● **EXERCISE**: Format the rows from the line with "Detect and localize" up to and including the line with "72, 99, 86]" as a two-column CSV with the columns instruction and output. Give one line per row, put each field in quotes with line breaks changed to spaces, and leave out the pictures.

● **LISTED ENTRIES**:
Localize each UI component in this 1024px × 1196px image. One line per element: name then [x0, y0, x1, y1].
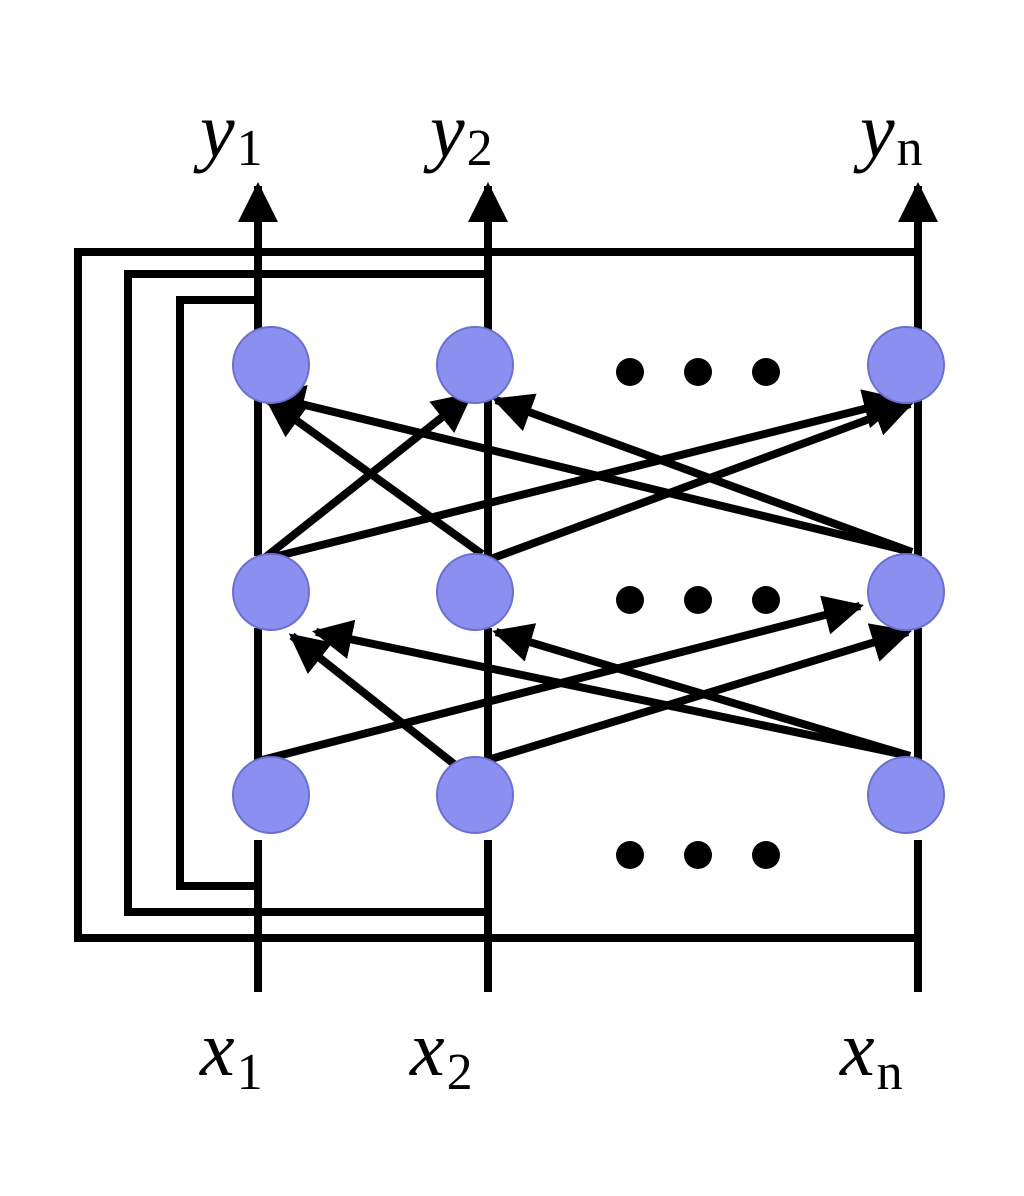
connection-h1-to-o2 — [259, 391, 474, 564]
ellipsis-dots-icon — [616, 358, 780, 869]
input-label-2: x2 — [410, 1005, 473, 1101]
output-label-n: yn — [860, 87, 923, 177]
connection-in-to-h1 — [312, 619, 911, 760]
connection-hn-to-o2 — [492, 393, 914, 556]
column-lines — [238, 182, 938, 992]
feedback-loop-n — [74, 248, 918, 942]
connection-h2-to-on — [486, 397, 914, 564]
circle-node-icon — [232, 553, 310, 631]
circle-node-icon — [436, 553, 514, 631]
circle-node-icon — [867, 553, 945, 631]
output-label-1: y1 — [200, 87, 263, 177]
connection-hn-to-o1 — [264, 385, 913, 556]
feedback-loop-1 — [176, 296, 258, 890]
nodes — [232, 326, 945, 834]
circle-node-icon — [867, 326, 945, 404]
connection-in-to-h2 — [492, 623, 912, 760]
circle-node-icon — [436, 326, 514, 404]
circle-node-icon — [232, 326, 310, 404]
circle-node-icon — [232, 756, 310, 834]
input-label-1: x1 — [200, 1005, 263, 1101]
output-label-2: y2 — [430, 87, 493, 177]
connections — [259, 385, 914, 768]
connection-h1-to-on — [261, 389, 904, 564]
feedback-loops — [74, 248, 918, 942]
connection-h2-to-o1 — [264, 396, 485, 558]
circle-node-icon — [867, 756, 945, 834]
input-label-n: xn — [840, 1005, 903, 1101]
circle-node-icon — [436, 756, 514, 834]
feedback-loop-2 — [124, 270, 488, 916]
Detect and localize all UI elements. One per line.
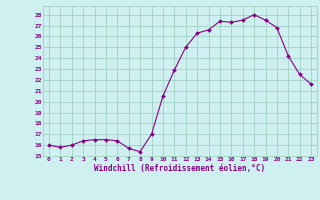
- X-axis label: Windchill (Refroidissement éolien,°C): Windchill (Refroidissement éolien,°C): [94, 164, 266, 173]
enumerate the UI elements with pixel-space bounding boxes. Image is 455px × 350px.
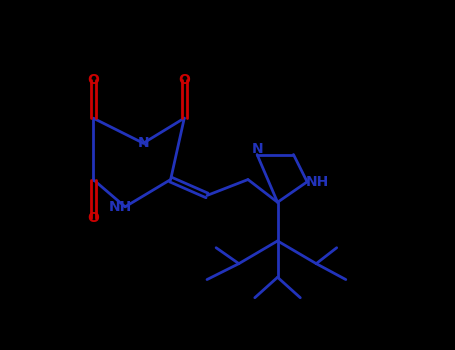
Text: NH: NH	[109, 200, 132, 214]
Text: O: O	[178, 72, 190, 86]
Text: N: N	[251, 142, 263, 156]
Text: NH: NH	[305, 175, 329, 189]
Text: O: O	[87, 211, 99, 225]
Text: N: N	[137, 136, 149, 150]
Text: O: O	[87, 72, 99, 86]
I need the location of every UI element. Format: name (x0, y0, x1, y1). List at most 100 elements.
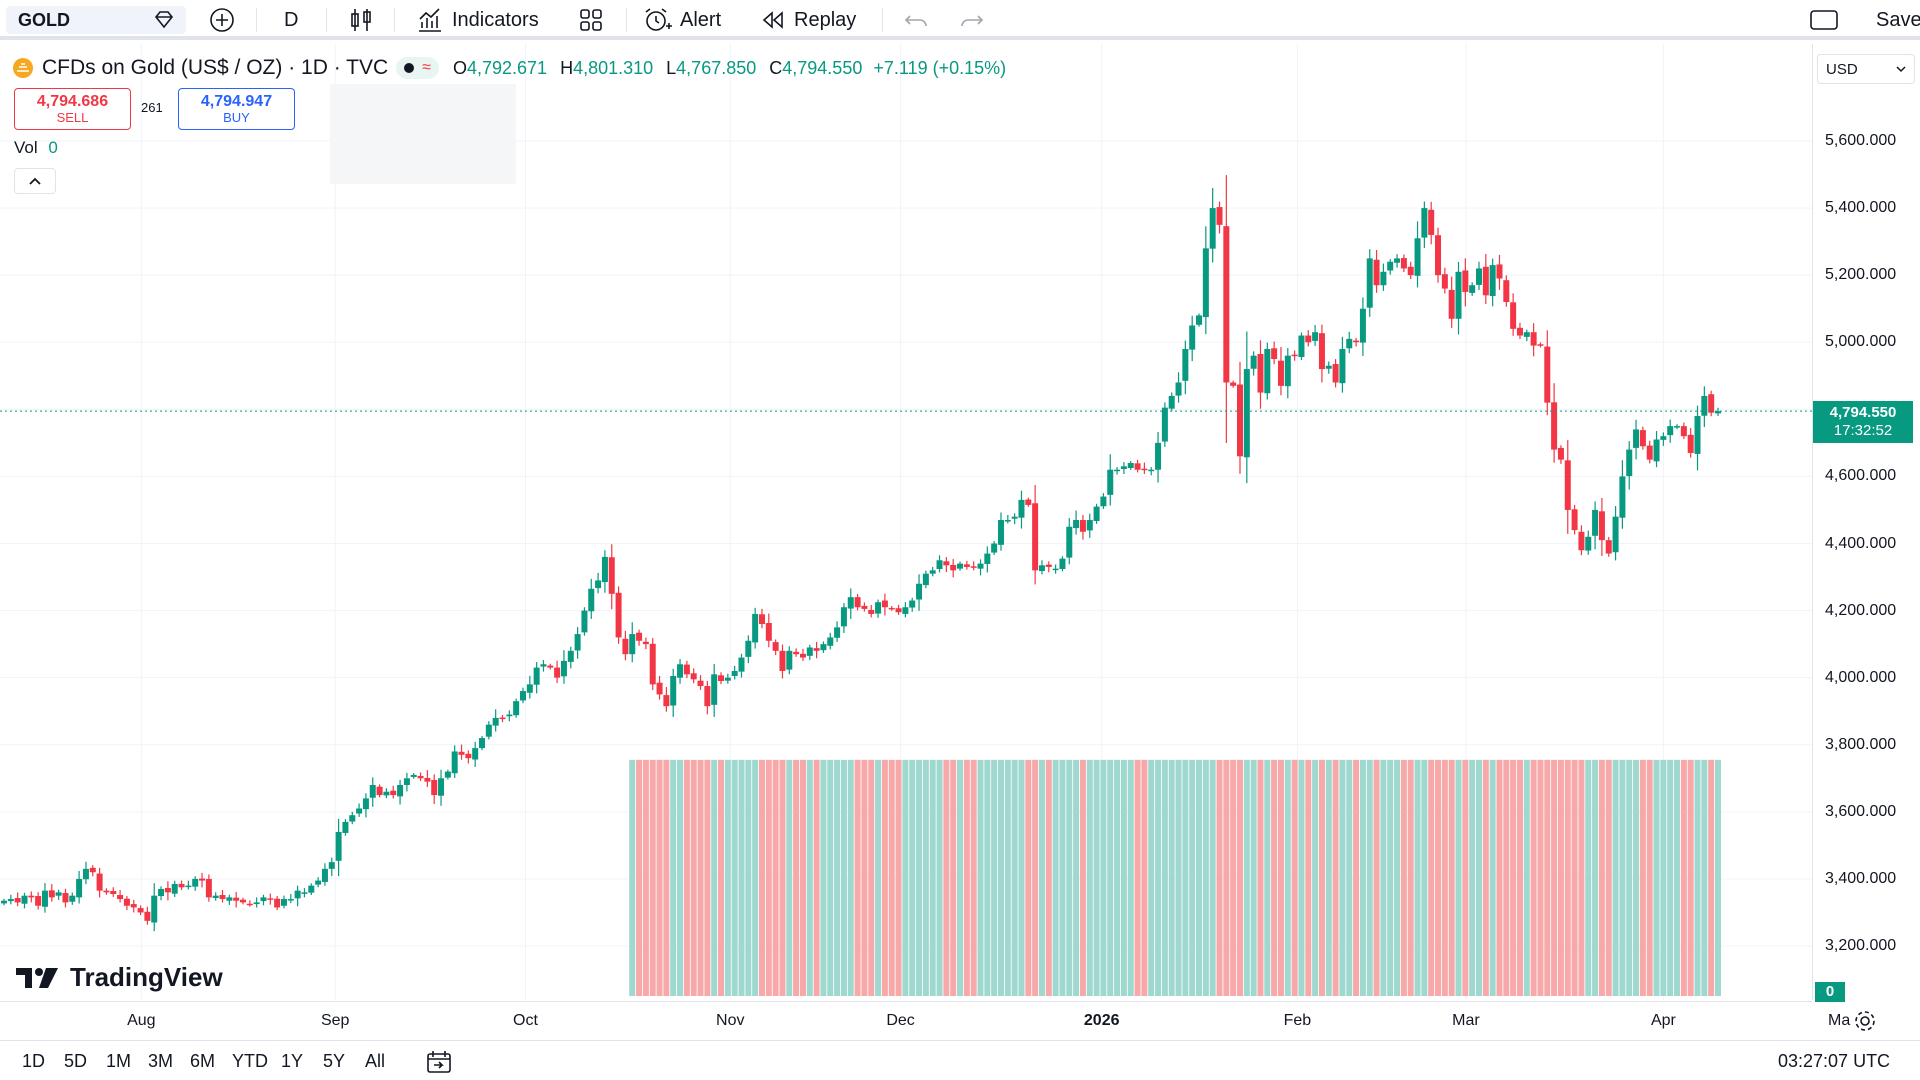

● **COMPLETE RESPONSE**:
instruction,output
"Detect and localize all UI elements. One per line.","- X-axis label: Windchill (Refroidissement éolien,°C): Windchill (Refroidissement éolien,°C): [94, 164, 266, 173]"
"enumerate the UI elements with pixel-space bounding boxes. Image is 455px × 350px.","Text: NH: NH	[109, 200, 132, 214] Text: O: O	[178, 72, 190, 86] Text: N: N	[251, 142, 263, 156] Text: NH: NH	[305, 175, 329, 189] Text: O: O	[87, 211, 99, 225] Text: N: N	[137, 136, 149, 150] Text: O: O	[87, 72, 99, 86]"